AVAILABLE DATA start
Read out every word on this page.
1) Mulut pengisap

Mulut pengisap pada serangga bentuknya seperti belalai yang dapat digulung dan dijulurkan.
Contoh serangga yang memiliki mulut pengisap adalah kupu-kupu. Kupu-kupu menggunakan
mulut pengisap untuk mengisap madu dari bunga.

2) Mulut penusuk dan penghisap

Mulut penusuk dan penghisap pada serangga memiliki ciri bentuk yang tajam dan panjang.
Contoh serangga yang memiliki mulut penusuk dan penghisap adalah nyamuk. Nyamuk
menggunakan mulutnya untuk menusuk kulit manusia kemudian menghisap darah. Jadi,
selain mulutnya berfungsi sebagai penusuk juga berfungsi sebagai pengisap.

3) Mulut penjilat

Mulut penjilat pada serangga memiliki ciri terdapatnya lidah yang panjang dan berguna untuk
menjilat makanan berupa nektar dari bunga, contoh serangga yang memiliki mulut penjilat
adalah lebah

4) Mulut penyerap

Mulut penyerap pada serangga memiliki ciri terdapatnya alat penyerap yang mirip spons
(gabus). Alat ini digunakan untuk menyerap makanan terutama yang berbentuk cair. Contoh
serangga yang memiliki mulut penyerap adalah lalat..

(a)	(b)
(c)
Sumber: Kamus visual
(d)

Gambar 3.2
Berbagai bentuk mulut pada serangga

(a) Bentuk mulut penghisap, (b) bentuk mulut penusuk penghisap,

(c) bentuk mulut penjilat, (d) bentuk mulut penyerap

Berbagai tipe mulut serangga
AVAILABLE DATA end
EXERCISE DIRECTIONS: Set every line of the listing down word for word.

SOLVED EXERCISE:
Read out every word on this page.
1) Mulut pengisap

Mulut pengisap pada serangga bentuknya seperti belalai yang dapat digulung dan dijulurkan.
Contoh serangga yang memiliki mulut pengisap adalah kupu-kupu. Kupu-kupu menggunakan
mulut pengisap untuk mengisap madu dari bunga.

2) Mulut penusuk dan penghisap

Mulut penusuk dan penghisap pada serangga memiliki ciri bentuk yang tajam dan panjang.
Contoh serangga yang memiliki mulut penusuk dan penghisap adalah nyamuk. Nyamuk
menggunakan mulutnya untuk menusuk kulit manusia kemudian menghisap darah. Jadi,
selain mulutnya berfungsi sebagai penusuk juga berfungsi sebagai pengisap.

3) Mulut penjilat

Mulut penjilat pada serangga memiliki ciri terdapatnya lidah yang panjang dan berguna untuk
menjilat makanan berupa nektar dari bunga, contoh serangga yang memiliki mulut penjilat
adalah lebah

4) Mulut penyerap

Mulut penyerap pada serangga memiliki ciri terdapatnya alat penyerap yang mirip spons
(gabus). Alat ini digunakan untuk menyerap makanan terutama yang berbentuk cair. Contoh
serangga yang memiliki mulut penyerap adalah lalat..

(a)	(b)
(c)
Sumber: Kamus visual
(d)

Gambar 3.2
Berbagai bentuk mulut pada serangga

(a) Bentuk mulut penghisap, (b) bentuk mulut penusuk penghisap,

(c) bentuk mulut penjilat, (d) bentuk mulut penyerap

Berbagai tipe mulut serangga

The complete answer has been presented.